* **Work to complete**
Rewrite every line of the records below as a Markdown table with the columns Row and Line, numbering the rows in order and skipping blank lines. Leave the pictures out of the table.

* **Material for the task**
start
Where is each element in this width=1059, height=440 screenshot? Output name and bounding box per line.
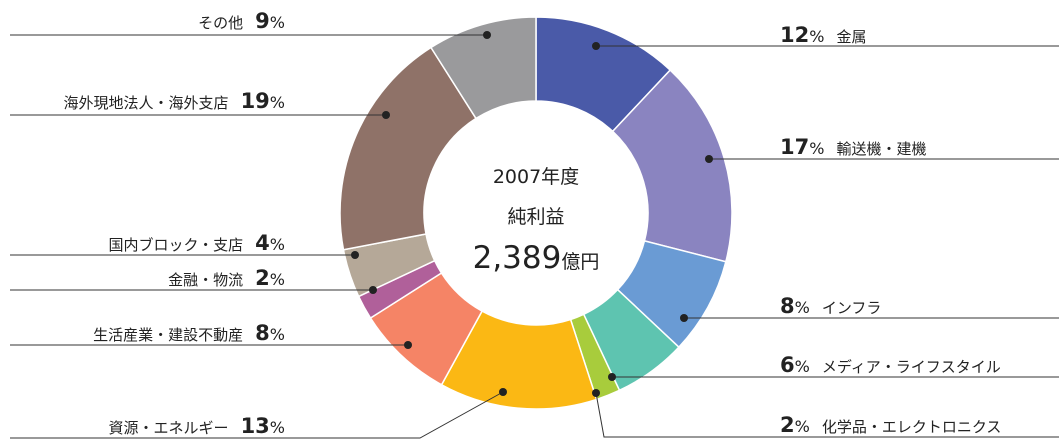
leader-dot	[680, 314, 688, 322]
unit-label: %	[270, 270, 285, 289]
category-label: その他	[198, 14, 243, 32]
center-total: 2,389億円	[473, 240, 600, 276]
segment-label: 12% 金属	[780, 23, 866, 47]
category-label: インフラ	[822, 299, 882, 317]
leader-dot	[483, 31, 491, 39]
donut-segment	[339, 46, 478, 251]
value-label: 19	[241, 89, 270, 113]
leader-dot	[592, 389, 600, 397]
center-title: 2007年度	[493, 166, 579, 188]
category-label: 化学品・エレクトロニクス	[822, 418, 1002, 436]
segment-label: 6% メディア・ライフスタイル	[780, 353, 1001, 377]
value-label: 4	[255, 231, 270, 255]
value-label: 8	[780, 294, 795, 318]
leader-dot	[351, 251, 359, 259]
segment-label: 資源・エネルギー 13%	[109, 414, 285, 438]
unit-label: %	[795, 298, 810, 317]
leader-dot	[705, 155, 713, 163]
unit-label: %	[270, 325, 285, 344]
category-label: 金属	[836, 28, 866, 46]
leader-line	[595, 392, 1059, 438]
total-value: 2,389	[473, 240, 562, 276]
value-label: 2	[255, 266, 270, 290]
category-label: 国内ブロック・支店	[108, 236, 243, 254]
donut-hole	[424, 101, 648, 325]
center-subtitle: 純利益	[507, 206, 564, 228]
category-label: メディア・ライフスタイル	[822, 358, 1001, 376]
segment-label: その他 9%	[198, 9, 285, 33]
category-label: 資源・エネルギー	[109, 419, 229, 437]
unit-label: %	[795, 357, 810, 376]
segment-label: 海外現地法人・海外支店 19%	[64, 89, 285, 113]
leader-dot	[369, 286, 377, 294]
value-label: 17	[780, 135, 809, 159]
value-label: 9	[255, 9, 270, 33]
leader-line	[10, 391, 504, 439]
total-unit: 億円	[561, 251, 599, 273]
category-label: 金融・物流	[168, 271, 243, 289]
segment-label: 生活産業・建設不動産 8%	[93, 321, 285, 345]
leader-dot	[499, 388, 507, 396]
segment-label: 8% インフラ	[780, 294, 881, 318]
leader-dot	[608, 373, 616, 381]
unit-label: %	[809, 139, 824, 158]
leader-dot	[404, 341, 412, 349]
value-label: 2	[780, 413, 795, 437]
category-label: 海外現地法人・海外支店	[64, 94, 229, 112]
value-label: 8	[255, 321, 270, 345]
unit-label: %	[270, 93, 285, 112]
value-label: 12	[780, 23, 809, 47]
segment-label: 国内ブロック・支店 4%	[108, 231, 285, 255]
donut-segment	[429, 16, 537, 120]
segment-label: 17% 輸送機・建機	[780, 135, 926, 159]
unit-label: %	[795, 417, 810, 436]
leader-dot	[592, 42, 600, 50]
unit-label: %	[270, 13, 285, 32]
segment-label: 2% 化学品・エレクトロニクス	[780, 413, 1001, 437]
leader-dot	[382, 111, 390, 119]
category-label: 輸送機・建機	[836, 140, 926, 158]
value-label: 13	[241, 414, 270, 438]
unit-label: %	[270, 418, 285, 437]
segment-label: 金融・物流 2%	[168, 266, 285, 290]
unit-label: %	[809, 27, 824, 46]
category-label: 生活産業・建設不動産	[93, 326, 243, 344]
value-label: 6	[780, 353, 795, 377]
unit-label: %	[270, 235, 285, 254]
end
* **The response**
| Row | Line |
|---|---|
| 1 | Where is each element in this width=1059, height=440 screenshot? Output name and bounding box per line. |
| 2 | leader-dot	[680, 314, 688, 322] |
| 3 | unit-label: %	[270, 270, 285, 289] |
| 4 | category-label: その他	[198, 14, 243, 32] |
| 5 | center-total: 2,389億円	[473, 240, 600, 276] |
| 6 | segment-label: 12% 金属	[780, 23, 866, 47] |
| 7 | category-label: インフラ	[822, 299, 882, 317] |
| 8 | leader-dot	[483, 31, 491, 39] |
| 9 | donut-segment	[339, 46, 478, 251] |
| 10 | value-label: 19	[241, 89, 270, 113] |
| 11 | leader-dot	[592, 389, 600, 397] |
| 12 | center-title: 2007年度	[493, 166, 579, 188] |
| 13 | category-label: 化学品・エレクトロニクス	[822, 418, 1002, 436] |
| 14 | segment-label: 6% メディア・ライフスタイル	[780, 353, 1001, 377] |
| 15 | value-label: 4	[255, 231, 270, 255] |
| 16 | value-label: 8	[780, 294, 795, 318] |
| 17 | leader-dot	[351, 251, 359, 259] |
| 18 | segment-label: 資源・エネルギー 13%	[109, 414, 285, 438] |
| 19 | unit-label: %	[795, 298, 810, 317] |
| 20 | leader-dot	[705, 155, 713, 163] |
| 21 | unit-label: %	[270, 325, 285, 344] |
| 22 | category-label: 金属	[836, 28, 866, 46] |
| 23 | leader-line	[595, 392, 1059, 438] |
| 24 | total-value: 2,389	[473, 240, 562, 276] |
| 25 | value-label: 2	[255, 266, 270, 290] |
| 26 | category-label: 国内ブロック・支店	[108, 236, 243, 254] |
| 27 | donut-hole	[424, 101, 648, 325] |
| 28 | center-subtitle: 純利益	[507, 206, 564, 228] |
| 29 | category-label: メディア・ライフスタイル	[822, 358, 1001, 376] |
| 30 | segment-label: その他 9%	[198, 9, 285, 33] |
| 31 | category-label: 資源・エネルギー	[109, 419, 229, 437] |
| 32 | unit-label: %	[795, 357, 810, 376] |
| 33 | segment-label: 海外現地法人・海外支店 19%	[64, 89, 285, 113] |
| 34 | leader-dot	[369, 286, 377, 294] |
| 35 | value-label: 17	[780, 135, 809, 159] |
| 36 | value-label: 9	[255, 9, 270, 33] |
| 37 | leader-line	[10, 391, 504, 439] |
| 38 | total-unit: 億円	[561, 251, 599, 273] |
| 39 | category-label: 金融・物流	[168, 271, 243, 289] |
| 40 | segment-label: 生活産業・建設不動産 8%	[93, 321, 285, 345] |
| 41 | leader-dot	[499, 388, 507, 396] |
| 42 | segment-label: 8% インフラ	[780, 294, 881, 318] |
| 43 | leader-dot	[608, 373, 616, 381] |
| 44 | unit-label: %	[809, 139, 824, 158] |
| 45 | leader-dot	[404, 341, 412, 349] |
| 46 | value-label: 2	[780, 413, 795, 437] |
| 47 | category-label: 海外現地法人・海外支店	[64, 94, 229, 112] |
| 48 | value-label: 8	[255, 321, 270, 345] |
| 49 | unit-label: %	[270, 93, 285, 112] |
| 50 | value-label: 12	[780, 23, 809, 47] |
| 51 | segment-label: 国内ブロック・支店 4%	[108, 231, 285, 255] |
| 52 | donut-segment	[429, 16, 537, 120] |
| 53 | segment-label: 17% 輸送機・建機	[780, 135, 926, 159] |
| 54 | unit-label: %	[795, 417, 810, 436] |
| 55 | leader-dot	[592, 42, 600, 50] |
| 56 | unit-label: %	[270, 13, 285, 32] |
| 57 | segment-label: 2% 化学品・エレクトロニクス	[780, 413, 1001, 437] |
| 58 | leader-dot	[382, 111, 390, 119] |
| 59 | category-label: 輸送機・建機	[836, 140, 926, 158] |
| 60 | value-label: 13	[241, 414, 270, 438] |
| 61 | unit-label: %	[270, 418, 285, 437] |
| 62 | segment-label: 金融・物流 2%	[168, 266, 285, 290] |
| 63 | unit-label: %	[809, 27, 824, 46] |
| 64 | category-label: 生活産業・建設不動産	[93, 326, 243, 344] |
| 65 | value-label: 6	[780, 353, 795, 377] |
| 66 | unit-label: %	[270, 235, 285, 254] |